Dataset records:
****************************************

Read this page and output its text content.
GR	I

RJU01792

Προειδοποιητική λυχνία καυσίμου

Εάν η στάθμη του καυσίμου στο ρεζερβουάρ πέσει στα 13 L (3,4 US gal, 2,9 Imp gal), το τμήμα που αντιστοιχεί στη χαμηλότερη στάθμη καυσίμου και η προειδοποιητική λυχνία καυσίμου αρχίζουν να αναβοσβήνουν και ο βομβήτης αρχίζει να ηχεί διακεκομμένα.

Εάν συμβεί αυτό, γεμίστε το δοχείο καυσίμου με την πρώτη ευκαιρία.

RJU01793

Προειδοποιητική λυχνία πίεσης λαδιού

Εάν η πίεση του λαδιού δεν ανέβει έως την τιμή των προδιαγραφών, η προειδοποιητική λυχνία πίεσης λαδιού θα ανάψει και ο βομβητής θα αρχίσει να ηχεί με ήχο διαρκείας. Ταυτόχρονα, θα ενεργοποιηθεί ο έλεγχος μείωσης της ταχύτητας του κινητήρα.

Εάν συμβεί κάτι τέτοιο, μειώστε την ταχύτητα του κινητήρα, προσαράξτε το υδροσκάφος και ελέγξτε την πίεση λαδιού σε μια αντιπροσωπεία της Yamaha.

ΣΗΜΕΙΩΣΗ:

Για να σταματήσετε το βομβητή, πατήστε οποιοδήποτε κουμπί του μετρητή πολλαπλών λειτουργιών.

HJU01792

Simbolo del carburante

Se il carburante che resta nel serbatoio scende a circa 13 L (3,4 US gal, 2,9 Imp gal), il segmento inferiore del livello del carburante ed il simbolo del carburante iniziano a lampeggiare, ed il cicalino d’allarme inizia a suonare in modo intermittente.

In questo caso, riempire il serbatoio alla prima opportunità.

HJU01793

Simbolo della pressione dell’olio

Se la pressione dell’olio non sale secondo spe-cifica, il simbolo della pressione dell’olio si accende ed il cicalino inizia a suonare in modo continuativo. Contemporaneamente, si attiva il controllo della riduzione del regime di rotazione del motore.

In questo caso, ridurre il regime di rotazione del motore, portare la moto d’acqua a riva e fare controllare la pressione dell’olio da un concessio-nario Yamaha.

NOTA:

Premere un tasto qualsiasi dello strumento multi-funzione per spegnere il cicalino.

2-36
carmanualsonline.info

****************************************

Go through the listing above and pull out each line containing the word "συμβεί".

Εάν συμβεί αυτό, γεμίστε το δοχείο καυσίμου με την πρώτη ευκαιρία.
Εάν συμβεί κάτι τέτοιο, μειώστε την ταχύτητα του κινητήρα, προσαράξτε το υδροσκάφος και ελέγξτε την πίεση λαδιού σε μια αντιπροσωπεία της Yamaha.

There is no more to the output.